# Advice on using a loan to get rid of credit card debt



## Rick_1138 (Jan 24, 2008)

Hi all,

I am looking for some views or recommendations about what i should do in my present situation.

I have accumulated some debt over the last few years, nothing major, about 7k.

i had got this down to about 4K, on a 0% balance credit card and was getting rid of it well, however there was an emergency last year and an unexpected trip that i had to pay for which added about 2.5K to my emergency credit card.

As a result i now have about 6.5k debt, all 0% but it means i am paying about £800 a month to get rid of it all before the 0% deals run out in October time.

I can afford these payments but it is the comfortable maximum i can afford after all payments and bills are squared a month, and tbh its going to become a problem if another emergency comes up as i was starting to develop my savings but it wiped it out last year and i am now paying off debt and having nothing to show for it.

My main thought was to take out a loan over 2 years for 6.5k, which would be about £280 a month for 24 months, which would get rid of all my debt (i have no other major outgoings a month bar this credit card and general bills, and a small loan that ends in 8 months i got when i was leaving uni)

This way, i am paying a lot less a month, not straining myslef, and getting rid of my debts in about the same kind of time frame, as i have things to pay for this year that will strain my ability to get rid of the credit card debt without starting to incur biggish interest hits.

I am basically curious if others have taken a loan to cover credit card debts, and if it worked out\didn't etc.

This way i can cut up my cards, have my main emergency card that has a small limit on it, and start putting cash away in savings, build up pension scheme etc etc. as just now i feel i am shoveling like mad just to stay at the same point in the pit.

yes its swapping one debt for another, but isn't it all about managing and what your comfortable with.

Any advice\experience welcome.

Thanks all

Rick


----------



## mba (Jun 17, 2006)

You will better going to see a lender in person, they will weigh up the facts and determine if you are a "safe bet" for the loan. 

Not being an advisor myself i think they will look at your current situation of paying £800 a month and see that you are able to pay debt off and count that as a positive when you ask for the £££

Just my opinion


----------



## buckas (Jun 13, 2008)

▶ [Item position entries]
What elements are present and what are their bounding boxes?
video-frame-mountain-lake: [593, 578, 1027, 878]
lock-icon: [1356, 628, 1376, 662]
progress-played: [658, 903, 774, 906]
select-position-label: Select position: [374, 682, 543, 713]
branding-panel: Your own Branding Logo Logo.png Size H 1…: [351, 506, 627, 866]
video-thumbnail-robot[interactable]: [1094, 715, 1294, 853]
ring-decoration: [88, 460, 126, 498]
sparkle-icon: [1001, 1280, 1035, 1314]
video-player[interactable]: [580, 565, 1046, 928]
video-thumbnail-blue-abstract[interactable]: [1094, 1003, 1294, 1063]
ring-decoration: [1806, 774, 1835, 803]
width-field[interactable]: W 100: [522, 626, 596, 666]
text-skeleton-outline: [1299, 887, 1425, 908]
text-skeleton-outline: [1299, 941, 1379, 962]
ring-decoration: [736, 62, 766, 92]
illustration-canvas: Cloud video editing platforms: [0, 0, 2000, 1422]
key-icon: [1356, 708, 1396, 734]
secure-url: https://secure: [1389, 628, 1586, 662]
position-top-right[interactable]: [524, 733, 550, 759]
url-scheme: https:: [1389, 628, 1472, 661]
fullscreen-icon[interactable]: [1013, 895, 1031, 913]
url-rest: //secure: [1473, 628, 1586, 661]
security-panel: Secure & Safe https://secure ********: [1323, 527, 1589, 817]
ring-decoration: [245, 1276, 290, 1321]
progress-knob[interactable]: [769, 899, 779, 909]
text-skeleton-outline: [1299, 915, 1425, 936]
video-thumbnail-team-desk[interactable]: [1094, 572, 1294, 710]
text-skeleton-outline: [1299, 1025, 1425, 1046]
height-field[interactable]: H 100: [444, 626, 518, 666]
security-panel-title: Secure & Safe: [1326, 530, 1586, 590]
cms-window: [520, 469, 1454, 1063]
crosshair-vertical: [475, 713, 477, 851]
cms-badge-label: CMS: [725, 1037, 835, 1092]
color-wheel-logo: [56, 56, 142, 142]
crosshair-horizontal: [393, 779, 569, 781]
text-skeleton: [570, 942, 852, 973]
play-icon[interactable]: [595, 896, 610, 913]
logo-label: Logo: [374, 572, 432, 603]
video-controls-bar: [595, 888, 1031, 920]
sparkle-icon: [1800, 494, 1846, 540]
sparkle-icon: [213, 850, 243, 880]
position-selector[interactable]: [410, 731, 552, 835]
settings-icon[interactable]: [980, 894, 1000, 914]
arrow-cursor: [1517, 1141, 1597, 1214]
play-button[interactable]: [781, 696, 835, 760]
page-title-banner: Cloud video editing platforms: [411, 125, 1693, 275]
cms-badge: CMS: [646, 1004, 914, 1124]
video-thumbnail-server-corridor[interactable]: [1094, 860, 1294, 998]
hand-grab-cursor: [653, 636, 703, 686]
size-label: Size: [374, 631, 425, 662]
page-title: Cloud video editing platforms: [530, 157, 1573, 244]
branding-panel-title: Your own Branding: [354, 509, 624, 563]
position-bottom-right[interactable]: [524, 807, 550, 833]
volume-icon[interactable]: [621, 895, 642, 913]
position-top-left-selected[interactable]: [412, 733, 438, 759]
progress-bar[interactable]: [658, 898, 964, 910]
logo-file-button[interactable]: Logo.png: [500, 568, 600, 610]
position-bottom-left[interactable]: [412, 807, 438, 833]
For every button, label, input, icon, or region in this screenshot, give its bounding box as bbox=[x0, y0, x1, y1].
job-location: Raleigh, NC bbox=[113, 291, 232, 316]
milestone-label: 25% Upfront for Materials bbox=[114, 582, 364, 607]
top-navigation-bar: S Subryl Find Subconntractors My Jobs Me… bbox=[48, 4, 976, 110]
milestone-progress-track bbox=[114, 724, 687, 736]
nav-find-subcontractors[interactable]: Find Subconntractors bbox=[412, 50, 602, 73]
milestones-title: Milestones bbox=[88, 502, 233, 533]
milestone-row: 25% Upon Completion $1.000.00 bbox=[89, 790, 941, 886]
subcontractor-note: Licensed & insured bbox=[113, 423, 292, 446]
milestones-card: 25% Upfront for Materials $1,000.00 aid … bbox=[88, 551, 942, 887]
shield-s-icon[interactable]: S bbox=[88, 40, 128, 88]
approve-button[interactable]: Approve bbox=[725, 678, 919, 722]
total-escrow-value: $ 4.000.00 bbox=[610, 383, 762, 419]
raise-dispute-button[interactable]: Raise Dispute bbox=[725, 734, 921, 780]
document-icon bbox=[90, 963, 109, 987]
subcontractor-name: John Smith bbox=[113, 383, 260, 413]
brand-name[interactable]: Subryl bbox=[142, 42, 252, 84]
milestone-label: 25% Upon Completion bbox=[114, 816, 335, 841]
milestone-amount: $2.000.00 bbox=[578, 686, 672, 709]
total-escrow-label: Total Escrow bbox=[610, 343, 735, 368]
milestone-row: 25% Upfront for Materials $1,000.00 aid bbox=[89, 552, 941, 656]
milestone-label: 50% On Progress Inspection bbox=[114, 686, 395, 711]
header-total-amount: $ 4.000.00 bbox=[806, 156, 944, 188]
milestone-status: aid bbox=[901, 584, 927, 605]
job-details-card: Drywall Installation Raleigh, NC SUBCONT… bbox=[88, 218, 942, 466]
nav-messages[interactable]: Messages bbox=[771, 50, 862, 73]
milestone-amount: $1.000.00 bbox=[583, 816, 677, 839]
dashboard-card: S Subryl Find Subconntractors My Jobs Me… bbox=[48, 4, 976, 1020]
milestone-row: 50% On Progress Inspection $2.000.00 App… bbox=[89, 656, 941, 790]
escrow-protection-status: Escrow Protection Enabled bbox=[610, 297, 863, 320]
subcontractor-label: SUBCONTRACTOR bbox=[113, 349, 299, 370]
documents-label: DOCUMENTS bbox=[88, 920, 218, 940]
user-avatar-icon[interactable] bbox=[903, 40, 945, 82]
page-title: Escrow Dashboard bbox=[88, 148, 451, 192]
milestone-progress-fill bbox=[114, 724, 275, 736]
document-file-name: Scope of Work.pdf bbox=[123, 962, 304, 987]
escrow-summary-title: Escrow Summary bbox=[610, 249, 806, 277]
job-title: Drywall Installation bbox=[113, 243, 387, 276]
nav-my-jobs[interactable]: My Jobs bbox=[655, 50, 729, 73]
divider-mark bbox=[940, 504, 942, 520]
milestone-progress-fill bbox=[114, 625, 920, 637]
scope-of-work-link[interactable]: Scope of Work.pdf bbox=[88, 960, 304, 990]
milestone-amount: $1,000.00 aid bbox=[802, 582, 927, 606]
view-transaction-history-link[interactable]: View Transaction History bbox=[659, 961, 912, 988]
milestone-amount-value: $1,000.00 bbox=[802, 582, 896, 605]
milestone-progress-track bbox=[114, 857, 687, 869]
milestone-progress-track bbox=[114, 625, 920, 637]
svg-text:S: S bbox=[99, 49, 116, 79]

▶ [Your tasks]
(a) Output the passage from the credit card debt thread above, starting at "i had got this" and ending at "show for it.".
(b) In the credit card debt thread, what monthly payment and term does the original poster expect for a two-year loan of 6.5k?
(c) Supply the next part of the credit card debt thread, starting after its final line.

▶ [The replies]
(a)
i had got this down to about 4K, on a 0% balance credit card and was getting rid of it well, however there was an emergency last year and an unexpected trip that i had to pay for which added about 2.5K to my emergency credit card.

As a result i now have about 6.5k debt, all 0% but it means i am paying about £800 a month to get rid of it all before the 0% deals run out in October time.

I can afford these payments but it is the comfortable maximum i can afford after all payments and bills are squared a month, and tbh its going to become a problem if another emergency comes up as i was starting to develop my savings but it wiped it out last year and i am now paying off debt and having nothing to show for it.

(b) About £280 a month for 24 months.

(c)
Would getting another 0% balance transfer card (with 2.9% fees) be cheaper long term than a loan - as nowadays loan rates are rubbish, and for a (small) amount like £6.5k would be looking around 15% iirc

http://uk.virginmoney.com/virgin/credit-cards-v3/index.jsp

16 months and just do it again somewhere else at the end

or iirc there's 4.9% for the life of the balance knocking about - or there was?

http://uk.creditcards.com/balance-transfer.php


----------



## PaulN (Jan 17, 2008)

Hi,

How about knocking your monthly payments down a bit while under the interest free period then taking another look in October?

Maybe pay £400-500 per month remember its interest free then either go for another interest free period or look at a loan then.

A loan is an option but get your money out of the interest free period first.

Cheers

PaulN


----------



## Rick_1138 (Jan 24, 2008)

I wouldn't even know where to start to find a lender, and don't they charge heaps for advice.

The only place i would go would be the bamk, but nowadays, all decisions are made in Edinburgh, so you are aswell just doing it online.

I have never been declined a loan or credit card, and i have never missed a payment, but its a second loan (granted the other is small and lamost finished) and i would be worried about being declined and that having a bad effect on what i believe is a good rate of credit.

My current card are (barclaycard £0 on it)

Virgin 0% until December with £2877

Egg with 0% until October with £4512.

Virgin had nothing on it and hadn't been used in 3 months but they offered 10 month 0% transfer again so i swapped my barclaycard balance so i am interest free now on all payments.

The main issue is i am going to the isle of man in June, but the guest house bill is £900 (bloody thieves during tt week!) and they want it paid by April 1st (the plan was to save up a couple of hundred a month and pay it in cash in June, but they e-mailed confirming that room was ready and payment was needed by april 1st, the guy did mention this but the room was booked in July last year and i got mixed upo with the ferry and hotel. anyway, my GF needs leather jacket for the bike, so another £250 in March and it basically means i am paying a lot of cash this month and next and some of it will ahev to go on the credit card, which means about 2 months payments will come to nothing.

I could try for a new 0% transfer in August\September, see what i have left to pay and chuck it all on that if i get it and basically budget £600 a month to pay it all off within the 0% period.

That way i am only paying off what i owe and not interest, i just worry that i get caught out by some unforseen circumstance and have to add yet more debt, where as with the loan, i would have cash to set aside incase of emergencies\wanting to buy something more a bit more expensive than usual etc.

Just a bit worried that i have had 2 0% cards given to me, what with the recession now, just incase credit card companies dont want to give me another card etc.


----------



## Troon (Dec 17, 2008)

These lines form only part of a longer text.